*Stated exercise*
Look through the data and write out every line with the word "object" in it.

[Data tied to figure images]

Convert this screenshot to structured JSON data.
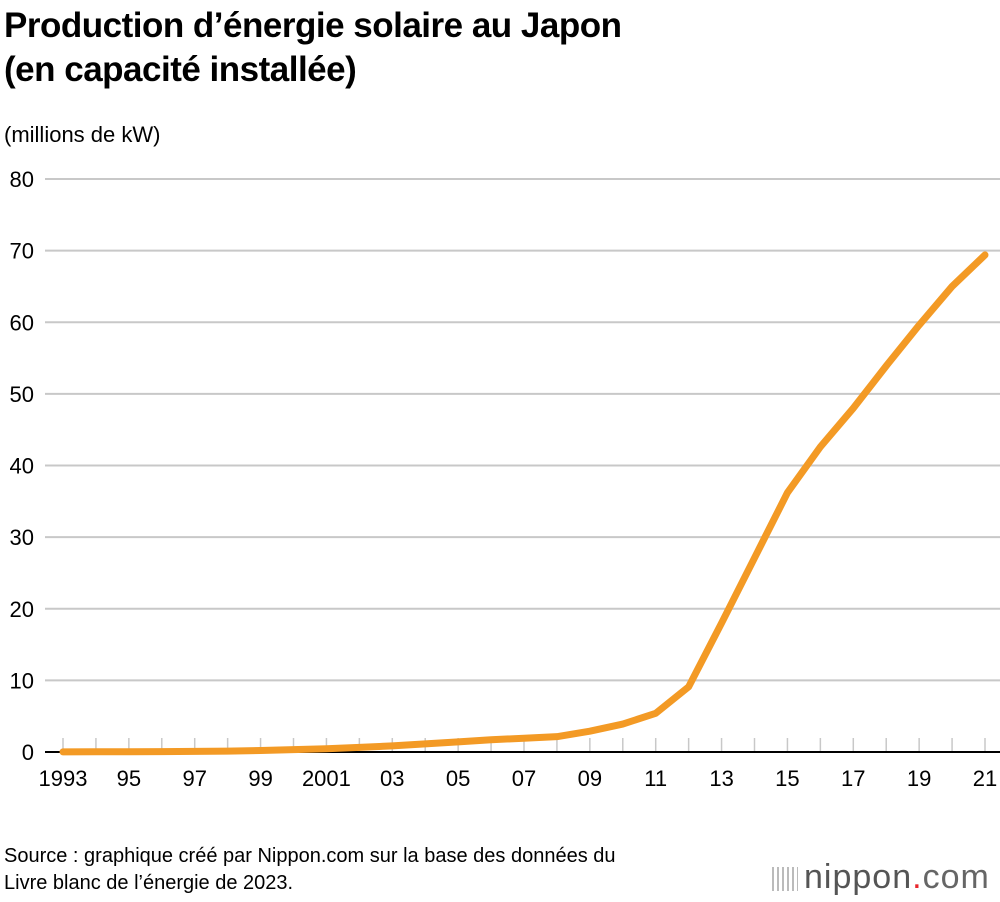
{
  "chart_data": {
    "type": "line",
    "title": "Production d’énergie solaire au Japon (en capacité installée)",
    "ylabel": "(millions de kW)",
    "xlabel": "",
    "ylim": [
      0,
      80
    ],
    "yticks": [
      0,
      10,
      20,
      30,
      40,
      50,
      60,
      70,
      80
    ],
    "xlim": [
      1993,
      2021
    ],
    "xtick_labels": [
      {
        "x": 1993,
        "label": "1993"
      },
      {
        "x": 1995,
        "label": "95"
      },
      {
        "x": 1997,
        "label": "97"
      },
      {
        "x": 1999,
        "label": "99"
      },
      {
        "x": 2001,
        "label": "2001"
      },
      {
        "x": 2003,
        "label": "03"
      },
      {
        "x": 2005,
        "label": "05"
      },
      {
        "x": 2007,
        "label": "07"
      },
      {
        "x": 2009,
        "label": "09"
      },
      {
        "x": 2011,
        "label": "11"
      },
      {
        "x": 2013,
        "label": "13"
      },
      {
        "x": 2015,
        "label": "15"
      },
      {
        "x": 2017,
        "label": "17"
      },
      {
        "x": 2019,
        "label": "19"
      },
      {
        "x": 2021,
        "label": "21"
      }
    ],
    "grid": true,
    "series": [
      {
        "color": "#f39a25",
        "x": [
          1993,
          1994,
          1995,
          1996,
          1997,
          1998,
          1999,
          2000,
          2001,
          2002,
          2003,
          2004,
          2005,
          2006,
          2007,
          2008,
          2009,
          2010,
          2011,
          2012,
          2013,
          2014,
          2015,
          2016,
          2017,
          2018,
          2019,
          2020,
          2021
        ],
        "y": [
          0.02,
          0.03,
          0.04,
          0.06,
          0.09,
          0.13,
          0.21,
          0.33,
          0.45,
          0.64,
          0.86,
          1.13,
          1.42,
          1.71,
          1.92,
          2.14,
          2.9,
          3.9,
          5.4,
          9.1,
          18.0,
          27.1,
          36.2,
          42.6,
          48.0,
          53.9,
          59.6,
          65.0,
          69.4
        ]
      }
    ],
    "source": "Source : graphique créé par Nippon.com sur la base des données du Livre blanc de l’énergie de 2023."
  },
  "source_line1": "Source : graphique créé par Nippon.com sur la base des données du",
  "source_line2": "Livre blanc de l’énergie de 2023.",
  "logo": {
    "name": "nippon",
    "dot": ".",
    "tld": "com"
  }
}
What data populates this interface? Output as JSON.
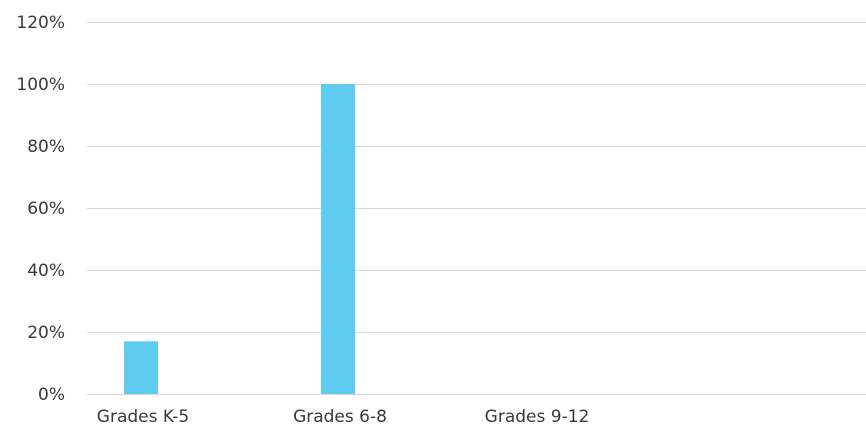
{
  "chart_data": {
    "type": "bar",
    "categories": [
      "Grades K-5",
      "Grades 6-8",
      "Grades 9-12"
    ],
    "values": [
      17,
      100,
      0
    ],
    "value_unit": "%",
    "ylim": [
      0,
      120
    ],
    "yticks": [
      "0%",
      "20%",
      "40%",
      "60%",
      "80%",
      "100%",
      "120%"
    ],
    "ytick_values": [
      0,
      20,
      40,
      60,
      80,
      100,
      120
    ],
    "grid": true,
    "legend": "none",
    "title": "",
    "xlabel": "",
    "ylabel": "",
    "bar_color": "#5ecbef",
    "grid_color": "#d9d9d9",
    "text_color": "#3a3a3a"
  }
}
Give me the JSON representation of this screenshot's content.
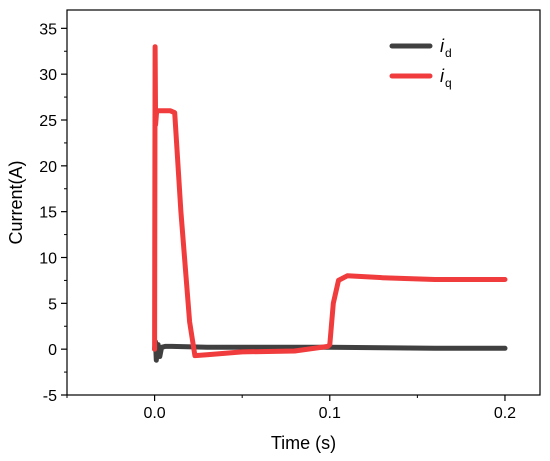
{
  "chart_data": {
    "type": "line",
    "xlabel": "Time (s)",
    "ylabel": "Current(A)",
    "xlim": [
      -0.05,
      0.22
    ],
    "ylim": [
      -5,
      37
    ],
    "xticks": [
      0.0,
      0.1,
      0.2
    ],
    "xtick_labels": [
      "0.0",
      "0.1",
      "0.2"
    ],
    "yticks": [
      -5,
      0,
      5,
      10,
      15,
      20,
      25,
      30,
      35
    ],
    "ytick_labels": [
      "-5",
      "0",
      "5",
      "10",
      "15",
      "20",
      "25",
      "30",
      "35"
    ],
    "grid": false,
    "legend_position": "top-right",
    "series": [
      {
        "name": "i_d",
        "label_main": "i",
        "label_sub": "d",
        "color": "#404040",
        "x": [
          0.0,
          0.0005,
          0.001,
          0.002,
          0.003,
          0.004,
          0.006,
          0.01,
          0.03,
          0.06,
          0.1,
          0.13,
          0.16,
          0.2
        ],
        "y": [
          0.0,
          0.8,
          -1.2,
          0.5,
          -0.8,
          0.2,
          0.3,
          0.3,
          0.2,
          0.2,
          0.2,
          0.15,
          0.1,
          0.1
        ]
      },
      {
        "name": "i_q",
        "label_main": "i",
        "label_sub": "q",
        "color": "#f03c3c",
        "x": [
          0.0,
          0.0003,
          0.0006,
          0.0012,
          0.003,
          0.006,
          0.009,
          0.0115,
          0.015,
          0.02,
          0.023,
          0.03,
          0.05,
          0.08,
          0.099,
          0.1,
          0.102,
          0.105,
          0.11,
          0.13,
          0.16,
          0.2
        ],
        "y": [
          0.0,
          33.0,
          24.5,
          26.0,
          26.0,
          26.0,
          26.0,
          25.8,
          15.0,
          3.0,
          -0.7,
          -0.6,
          -0.3,
          -0.2,
          0.3,
          0.5,
          5.0,
          7.5,
          8.0,
          7.8,
          7.6,
          7.6
        ]
      }
    ]
  }
}
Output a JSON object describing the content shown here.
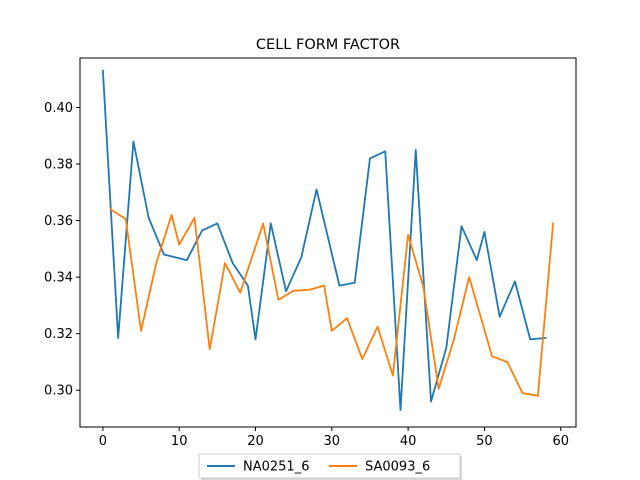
{
  "chart_data": {
    "type": "line",
    "title": "CELL FORM FACTOR",
    "xlabel": "",
    "ylabel": "",
    "xlim": [
      -3,
      62
    ],
    "ylim": [
      0.287,
      0.4175
    ],
    "xticks": [
      0,
      10,
      20,
      30,
      40,
      50,
      60
    ],
    "yticks": [
      0.3,
      0.32,
      0.34,
      0.36,
      0.38,
      0.4
    ],
    "ytick_labels": [
      "0.30",
      "0.32",
      "0.34",
      "0.36",
      "0.38",
      "0.40"
    ],
    "grid": false,
    "legend_position": "bottom-center",
    "series": [
      {
        "name": "NA0251_6",
        "color": "#1f77b4",
        "x": [
          0,
          2,
          4,
          6,
          8,
          11,
          13,
          15,
          17,
          19,
          20,
          22,
          24,
          26,
          28,
          31,
          33,
          35,
          37,
          39,
          41,
          43,
          45,
          47,
          49,
          50,
          52,
          54,
          56,
          58
        ],
        "y": [
          0.413,
          0.3185,
          0.388,
          0.361,
          0.348,
          0.346,
          0.3565,
          0.359,
          0.345,
          0.337,
          0.318,
          0.359,
          0.335,
          0.347,
          0.371,
          0.337,
          0.338,
          0.382,
          0.3845,
          0.293,
          0.385,
          0.296,
          0.315,
          0.358,
          0.346,
          0.356,
          0.326,
          0.3385,
          0.318,
          0.3185
        ]
      },
      {
        "name": "SA0093_6",
        "color": "#ff7f0e",
        "x": [
          1,
          3,
          5,
          7,
          9,
          10,
          12,
          14,
          16,
          18,
          21,
          23,
          25,
          27,
          29,
          30,
          32,
          34,
          36,
          38,
          40,
          42,
          44,
          46,
          48,
          51,
          53,
          55,
          57,
          59
        ],
        "y": [
          0.364,
          0.3605,
          0.321,
          0.345,
          0.362,
          0.3515,
          0.361,
          0.3145,
          0.345,
          0.3345,
          0.359,
          0.332,
          0.3352,
          0.3355,
          0.337,
          0.321,
          0.3255,
          0.311,
          0.3225,
          0.3052,
          0.355,
          0.3365,
          0.3005,
          0.318,
          0.34,
          0.312,
          0.31,
          0.299,
          0.298,
          0.359
        ]
      }
    ]
  }
}
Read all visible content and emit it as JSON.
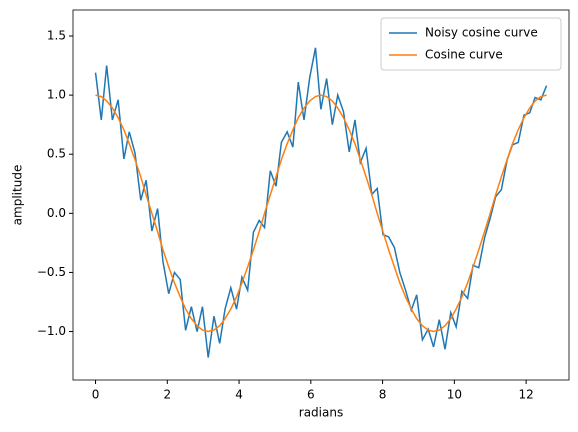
{
  "chart_data": {
    "type": "line",
    "xlabel": "radians",
    "ylabel": "amplitude",
    "x": [
      0,
      0.16,
      0.31,
      0.47,
      0.63,
      0.79,
      0.94,
      1.1,
      1.26,
      1.41,
      1.57,
      1.73,
      1.88,
      2.04,
      2.2,
      2.36,
      2.51,
      2.67,
      2.83,
      2.98,
      3.14,
      3.3,
      3.46,
      3.61,
      3.77,
      3.93,
      4.08,
      4.24,
      4.4,
      4.56,
      4.71,
      4.87,
      5.03,
      5.18,
      5.34,
      5.5,
      5.65,
      5.81,
      5.97,
      6.13,
      6.28,
      6.44,
      6.6,
      6.75,
      6.91,
      7.07,
      7.23,
      7.38,
      7.54,
      7.7,
      7.85,
      8.01,
      8.17,
      8.33,
      8.48,
      8.64,
      8.8,
      8.95,
      9.11,
      9.27,
      9.42,
      9.58,
      9.74,
      9.9,
      10.05,
      10.21,
      10.37,
      10.52,
      10.68,
      10.84,
      11.0,
      11.15,
      11.31,
      11.47,
      11.62,
      11.78,
      11.94,
      12.1,
      12.25,
      12.41,
      12.57
    ],
    "series": [
      {
        "name": "Noisy cosine curve",
        "color": "#1f77b4",
        "values": [
          1.19,
          0.79,
          1.25,
          0.79,
          0.96,
          0.46,
          0.69,
          0.51,
          0.11,
          0.28,
          -0.15,
          0.04,
          -0.41,
          -0.68,
          -0.5,
          -0.56,
          -0.99,
          -0.79,
          -1.0,
          -0.79,
          -1.22,
          -0.87,
          -1.1,
          -0.81,
          -0.63,
          -0.81,
          -0.54,
          -0.65,
          -0.16,
          -0.06,
          -0.12,
          0.36,
          0.23,
          0.6,
          0.69,
          0.56,
          1.11,
          0.79,
          1.15,
          1.4,
          0.88,
          1.14,
          0.75,
          1.0,
          0.86,
          0.52,
          0.79,
          0.43,
          0.55,
          0.16,
          0.21,
          -0.18,
          -0.2,
          -0.29,
          -0.5,
          -0.65,
          -0.82,
          -0.69,
          -1.07,
          -0.98,
          -1.13,
          -0.9,
          -1.15,
          -0.84,
          -0.96,
          -0.66,
          -0.72,
          -0.44,
          -0.46,
          -0.21,
          -0.04,
          0.14,
          0.2,
          0.45,
          0.58,
          0.6,
          0.83,
          0.85,
          0.98,
          0.96,
          1.08
        ]
      },
      {
        "name": "Cosine curve",
        "color": "#ff7f0e",
        "values": [
          1,
          0.988,
          0.951,
          0.891,
          0.809,
          0.707,
          0.588,
          0.454,
          0.309,
          0.156,
          0,
          -0.156,
          -0.309,
          -0.454,
          -0.588,
          -0.707,
          -0.809,
          -0.891,
          -0.951,
          -0.988,
          -1,
          -0.988,
          -0.951,
          -0.891,
          -0.809,
          -0.707,
          -0.588,
          -0.454,
          -0.309,
          -0.156,
          0,
          0.156,
          0.309,
          0.454,
          0.588,
          0.707,
          0.809,
          0.891,
          0.951,
          0.988,
          1,
          0.988,
          0.951,
          0.891,
          0.809,
          0.707,
          0.588,
          0.454,
          0.309,
          0.156,
          0,
          -0.156,
          -0.309,
          -0.454,
          -0.588,
          -0.707,
          -0.809,
          -0.891,
          -0.951,
          -0.988,
          -1,
          -0.988,
          -0.951,
          -0.891,
          -0.809,
          -0.707,
          -0.588,
          -0.454,
          -0.309,
          -0.156,
          0,
          0.156,
          0.309,
          0.454,
          0.588,
          0.707,
          0.809,
          0.891,
          0.951,
          0.988,
          1
        ]
      }
    ],
    "xlim": [
      -0.628,
      13.195
    ],
    "xticks": [
      0,
      2,
      4,
      6,
      8,
      10,
      12
    ],
    "ylim": [
      -1.41,
      1.72
    ],
    "yticks": [
      {
        "value": -1,
        "label": "−1.0"
      },
      {
        "value": -0.5,
        "label": "−0.5"
      },
      {
        "value": 0,
        "label": "0.0"
      },
      {
        "value": 0.5,
        "label": "0.5"
      },
      {
        "value": 1,
        "label": "1.0"
      },
      {
        "value": 1.5,
        "label": "1.5"
      }
    ],
    "grid": false,
    "legend": "upper right"
  }
}
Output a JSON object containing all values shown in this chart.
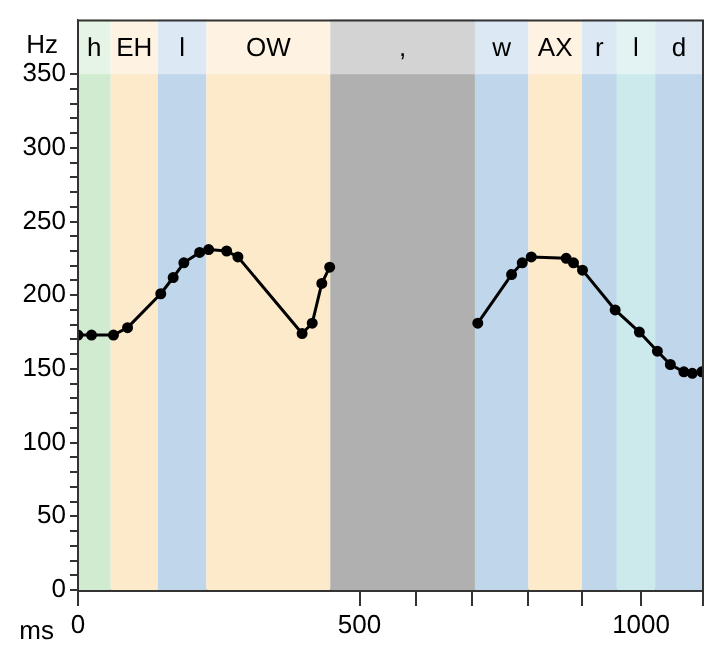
{
  "chart_data": {
    "type": "line",
    "xlabel": "ms",
    "ylabel": "Hz",
    "xlim": [
      0,
      1110
    ],
    "xticks": [
      0,
      500,
      {
        "value": 600,
        "label": null
      },
      {
        "value": 700,
        "label": null
      },
      {
        "value": 800,
        "label": null
      },
      {
        "value": 895,
        "label": null
      },
      1000,
      {
        "value": 1110,
        "label": null
      }
    ],
    "ylim": [
      0,
      387
    ],
    "yticks": [
      0,
      {
        "value": 10,
        "label": null
      },
      {
        "value": 20,
        "label": null
      },
      {
        "value": 30,
        "label": null
      },
      {
        "value": 40,
        "label": null
      },
      50,
      {
        "value": 60,
        "label": null
      },
      {
        "value": 70,
        "label": null
      },
      {
        "value": 80,
        "label": null
      },
      {
        "value": 90,
        "label": null
      },
      100,
      {
        "value": 110,
        "label": null
      },
      {
        "value": 120,
        "label": null
      },
      {
        "value": 130,
        "label": null
      },
      {
        "value": 140,
        "label": null
      },
      150,
      {
        "value": 160,
        "label": null
      },
      {
        "value": 170,
        "label": null
      },
      {
        "value": 180,
        "label": null
      },
      {
        "value": 190,
        "label": null
      },
      200,
      {
        "value": 210,
        "label": null
      },
      {
        "value": 220,
        "label": null
      },
      {
        "value": 230,
        "label": null
      },
      {
        "value": 240,
        "label": null
      },
      250,
      {
        "value": 260,
        "label": null
      },
      {
        "value": 270,
        "label": null
      },
      {
        "value": 280,
        "label": null
      },
      {
        "value": 290,
        "label": null
      },
      300,
      {
        "value": 310,
        "label": null
      },
      {
        "value": 320,
        "label": null
      },
      {
        "value": 330,
        "label": null
      },
      {
        "value": 340,
        "label": null
      },
      350
    ],
    "grid": false,
    "legend": false,
    "marker": "circle",
    "line_style": "solid",
    "series": [
      {
        "color": "#000000",
        "x": [
          0,
          24,
          63,
          88,
          147,
          169,
          188,
          216,
          232,
          264,
          284,
          398,
          416,
          433,
          447,
          580,
          710,
          770,
          789,
          805,
          867,
          880,
          896,
          954,
          997,
          1029,
          1052,
          1076,
          1091,
          1108
        ],
        "values": [
          173,
          173,
          173,
          178,
          201,
          212,
          222,
          229,
          231,
          230,
          226,
          174,
          181,
          208,
          219,
          null,
          181,
          214,
          222,
          226,
          225,
          222,
          217,
          190,
          175,
          162,
          153,
          148,
          147,
          148
        ]
      }
    ],
    "bands": [
      {
        "axis": "x",
        "from": 0,
        "to": 58,
        "label": "h",
        "color": "#d0ebd0"
      },
      {
        "axis": "x",
        "from": 58,
        "to": 142,
        "label": "EH",
        "color": "#fdeacb"
      },
      {
        "axis": "x",
        "from": 142,
        "to": 228,
        "label": "l",
        "color": "#c0d6ea"
      },
      {
        "axis": "x",
        "from": 228,
        "to": 448,
        "label": "OW",
        "color": "#fdeacb"
      },
      {
        "axis": "x",
        "from": 448,
        "to": 705,
        "label": ",",
        "color": "#b0b0b0"
      },
      {
        "axis": "x",
        "from": 705,
        "to": 800,
        "label": "w",
        "color": "#c0d6ea"
      },
      {
        "axis": "x",
        "from": 800,
        "to": 895,
        "label": "AX",
        "color": "#fdeacb"
      },
      {
        "axis": "x",
        "from": 895,
        "to": 957,
        "label": "r",
        "color": "#c0d6ea"
      },
      {
        "axis": "x",
        "from": 957,
        "to": 1025,
        "label": "l",
        "color": "#cce9ec"
      },
      {
        "axis": "x",
        "from": 1025,
        "to": 1110,
        "label": "d",
        "color": "#c0d6ea"
      }
    ]
  }
}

*Result of the task*
Output a JSON object describing the content shown here.
Output a JSON object containing all values shown in this chart.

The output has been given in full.